[Element and region listings]
(begin)

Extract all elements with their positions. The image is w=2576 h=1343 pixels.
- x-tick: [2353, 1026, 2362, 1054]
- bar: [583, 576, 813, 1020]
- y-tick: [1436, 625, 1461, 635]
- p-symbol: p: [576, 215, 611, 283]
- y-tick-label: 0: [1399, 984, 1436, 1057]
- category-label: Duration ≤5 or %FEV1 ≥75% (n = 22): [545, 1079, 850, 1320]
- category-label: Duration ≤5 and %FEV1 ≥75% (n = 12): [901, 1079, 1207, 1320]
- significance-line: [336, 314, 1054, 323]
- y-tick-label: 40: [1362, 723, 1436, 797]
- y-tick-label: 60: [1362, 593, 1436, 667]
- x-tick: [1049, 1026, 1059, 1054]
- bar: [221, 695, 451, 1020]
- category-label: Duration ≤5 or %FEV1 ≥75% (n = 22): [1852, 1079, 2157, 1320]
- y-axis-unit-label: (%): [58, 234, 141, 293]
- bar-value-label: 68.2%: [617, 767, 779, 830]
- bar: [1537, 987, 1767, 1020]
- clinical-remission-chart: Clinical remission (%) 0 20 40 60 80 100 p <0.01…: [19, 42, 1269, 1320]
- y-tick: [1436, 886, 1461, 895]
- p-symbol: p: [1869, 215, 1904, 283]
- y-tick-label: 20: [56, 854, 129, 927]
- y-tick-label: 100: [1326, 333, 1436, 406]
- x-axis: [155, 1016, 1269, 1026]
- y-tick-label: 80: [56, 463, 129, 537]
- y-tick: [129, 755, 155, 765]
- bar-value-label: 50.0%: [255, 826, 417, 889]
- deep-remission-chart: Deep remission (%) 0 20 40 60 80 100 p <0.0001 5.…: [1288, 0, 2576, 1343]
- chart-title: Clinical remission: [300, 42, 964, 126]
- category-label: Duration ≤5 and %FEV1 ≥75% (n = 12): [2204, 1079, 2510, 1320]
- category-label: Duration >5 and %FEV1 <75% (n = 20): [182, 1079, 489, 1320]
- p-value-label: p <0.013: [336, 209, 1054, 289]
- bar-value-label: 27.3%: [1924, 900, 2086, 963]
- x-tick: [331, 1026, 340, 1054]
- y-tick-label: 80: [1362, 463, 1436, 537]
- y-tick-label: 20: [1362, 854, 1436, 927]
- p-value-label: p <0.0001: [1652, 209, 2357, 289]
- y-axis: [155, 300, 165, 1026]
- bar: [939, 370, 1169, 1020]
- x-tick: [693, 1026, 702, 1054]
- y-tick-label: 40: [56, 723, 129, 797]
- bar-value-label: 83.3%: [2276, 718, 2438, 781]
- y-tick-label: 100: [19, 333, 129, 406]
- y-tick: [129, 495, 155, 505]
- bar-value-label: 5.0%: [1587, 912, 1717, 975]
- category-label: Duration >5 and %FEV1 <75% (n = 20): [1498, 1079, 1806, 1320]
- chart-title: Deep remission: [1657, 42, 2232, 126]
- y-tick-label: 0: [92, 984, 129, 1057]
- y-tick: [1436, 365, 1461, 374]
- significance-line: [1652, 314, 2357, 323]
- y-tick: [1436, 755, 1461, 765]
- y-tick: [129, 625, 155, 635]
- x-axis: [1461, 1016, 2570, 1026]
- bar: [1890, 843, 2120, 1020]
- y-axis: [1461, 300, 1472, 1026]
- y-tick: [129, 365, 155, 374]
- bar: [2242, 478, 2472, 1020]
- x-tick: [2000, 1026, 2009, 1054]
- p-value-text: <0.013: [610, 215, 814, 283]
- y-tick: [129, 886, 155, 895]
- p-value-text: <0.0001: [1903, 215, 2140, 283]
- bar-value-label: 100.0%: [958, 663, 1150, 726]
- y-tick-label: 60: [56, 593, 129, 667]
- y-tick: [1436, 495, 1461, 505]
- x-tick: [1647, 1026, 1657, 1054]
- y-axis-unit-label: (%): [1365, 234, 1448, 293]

(end)

**Task to complete:**
Please print all of the entries above again, word for word and in the same order.

**Result:**
Extract all elements with their positions. The image is w=2576 h=1343 pixels.
- x-tick: [2353, 1026, 2362, 1054]
- bar: [583, 576, 813, 1020]
- y-tick: [1436, 625, 1461, 635]
- p-symbol: p: [576, 215, 611, 283]
- y-tick-label: 0: [1399, 984, 1436, 1057]
- category-label: Duration ≤5 or %FEV1 ≥75% (n = 22): [545, 1079, 850, 1320]
- category-label: Duration ≤5 and %FEV1 ≥75% (n = 12): [901, 1079, 1207, 1320]
- significance-line: [336, 314, 1054, 323]
- y-tick-label: 40: [1362, 723, 1436, 797]
- y-tick-label: 60: [1362, 593, 1436, 667]
- x-tick: [1049, 1026, 1059, 1054]
- bar: [221, 695, 451, 1020]
- category-label: Duration ≤5 or %FEV1 ≥75% (n = 22): [1852, 1079, 2157, 1320]
- y-axis-unit-label: (%): [58, 234, 141, 293]
- bar-value-label: 68.2%: [617, 767, 779, 830]
- bar: [1537, 987, 1767, 1020]
- clinical-remission-chart: Clinical remission (%) 0 20 40 60 80 100 p <0.01…: [19, 42, 1269, 1320]
- y-tick: [1436, 886, 1461, 895]
- p-symbol: p: [1869, 215, 1904, 283]
- y-tick-label: 20: [56, 854, 129, 927]
- y-tick-label: 100: [1326, 333, 1436, 406]
- x-axis: [155, 1016, 1269, 1026]
- y-tick-label: 80: [56, 463, 129, 537]
- y-tick: [129, 755, 155, 765]
- bar-value-label: 50.0%: [255, 826, 417, 889]
- deep-remission-chart: Deep remission (%) 0 20 40 60 80 100 p <0.0001 5.…: [1288, 0, 2576, 1343]
- chart-title: Clinical remission: [300, 42, 964, 126]
- category-label: Duration ≤5 and %FEV1 ≥75% (n = 12): [2204, 1079, 2510, 1320]
- category-label: Duration >5 and %FEV1 <75% (n = 20): [182, 1079, 489, 1320]
- p-value-label: p <0.013: [336, 209, 1054, 289]
- bar-value-label: 27.3%: [1924, 900, 2086, 963]
- x-tick: [331, 1026, 340, 1054]
- y-tick-label: 80: [1362, 463, 1436, 537]
- y-tick-label: 20: [1362, 854, 1436, 927]
- p-value-label: p <0.0001: [1652, 209, 2357, 289]
- y-axis: [155, 300, 165, 1026]
- bar: [939, 370, 1169, 1020]
- x-tick: [693, 1026, 702, 1054]
- y-tick-label: 40: [56, 723, 129, 797]
- bar-value-label: 83.3%: [2276, 718, 2438, 781]
- y-tick-label: 100: [19, 333, 129, 406]
- y-tick: [129, 495, 155, 505]
- bar-value-label: 5.0%: [1587, 912, 1717, 975]
- category-label: Duration >5 and %FEV1 <75% (n = 20): [1498, 1079, 1806, 1320]
- chart-title: Deep remission: [1657, 42, 2232, 126]
- y-tick-label: 0: [92, 984, 129, 1057]
- y-tick: [1436, 365, 1461, 374]
- significance-line: [1652, 314, 2357, 323]
- y-tick: [1436, 755, 1461, 765]
- y-tick: [129, 625, 155, 635]
- x-axis: [1461, 1016, 2570, 1026]
- bar: [1890, 843, 2120, 1020]
- y-axis: [1461, 300, 1472, 1026]
- y-tick: [129, 365, 155, 374]
- bar: [2242, 478, 2472, 1020]
- x-tick: [2000, 1026, 2009, 1054]
- p-value-text: <0.013: [610, 215, 814, 283]
- y-tick: [129, 886, 155, 895]
- p-value-text: <0.0001: [1903, 215, 2140, 283]
- bar-value-label: 100.0%: [958, 663, 1150, 726]
- y-tick-label: 60: [56, 593, 129, 667]
- y-tick: [1436, 495, 1461, 505]
- x-tick: [1647, 1026, 1657, 1054]
- y-axis-unit-label: (%): [1365, 234, 1448, 293]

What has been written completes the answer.